Your instructions:
Word for word, copy all the data and drop the pictures.

>> Begin Dataset

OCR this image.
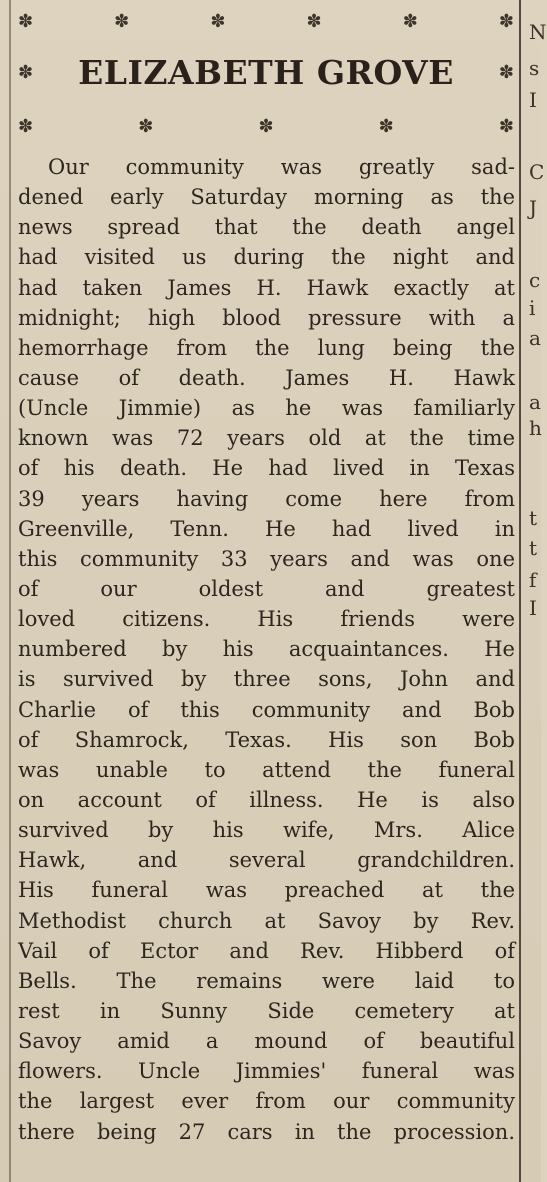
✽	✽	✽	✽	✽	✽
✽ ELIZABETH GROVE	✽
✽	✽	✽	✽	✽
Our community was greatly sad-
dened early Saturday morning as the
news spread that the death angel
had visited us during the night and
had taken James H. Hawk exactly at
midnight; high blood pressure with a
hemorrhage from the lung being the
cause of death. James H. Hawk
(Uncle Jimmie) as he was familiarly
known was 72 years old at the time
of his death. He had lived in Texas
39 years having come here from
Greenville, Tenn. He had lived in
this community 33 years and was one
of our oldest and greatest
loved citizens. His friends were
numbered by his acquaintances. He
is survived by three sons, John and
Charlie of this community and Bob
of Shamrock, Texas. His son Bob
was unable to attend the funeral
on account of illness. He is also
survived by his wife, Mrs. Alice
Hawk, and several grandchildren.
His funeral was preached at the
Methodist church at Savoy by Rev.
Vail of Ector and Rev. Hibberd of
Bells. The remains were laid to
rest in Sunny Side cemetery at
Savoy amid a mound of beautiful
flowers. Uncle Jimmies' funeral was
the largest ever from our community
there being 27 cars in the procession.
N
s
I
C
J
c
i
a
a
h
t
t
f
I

>> End Dataset

Answer to the exercise:
OCR this image.
✽	✽	✽	✽	✽	✽
✽ ELIZABETH GROVE	✽
✽	✽	✽	✽	✽
Our community was greatly sad-
dened early Saturday morning as the
news spread that the death angel
had visited us during the night and
had taken James H. Hawk exactly at
midnight; high blood pressure with a
hemorrhage from the lung being the
cause of death. James H. Hawk
(Uncle Jimmie) as he was familiarly
known was 72 years old at the time
of his death. He had lived in Texas
39 years having come here from
Greenville, Tenn. He had lived in
this community 33 years and was one
of our oldest and greatest
loved citizens. His friends were
numbered by his acquaintances. He
is survived by three sons, John and
Charlie of this community and Bob
of Shamrock, Texas. His son Bob
was unable to attend the funeral
on account of illness. He is also
survived by his wife, Mrs. Alice
Hawk, and several grandchildren.
His funeral was preached at the
Methodist church at Savoy by Rev.
Vail of Ector and Rev. Hibberd of
Bells. The remains were laid to
rest in Sunny Side cemetery at
Savoy amid a mound of beautiful
flowers. Uncle Jimmies' funeral was
the largest ever from our community
there being 27 cars in the procession.
N
s
I
C
J
c
i
a
a
h
t
t
f
I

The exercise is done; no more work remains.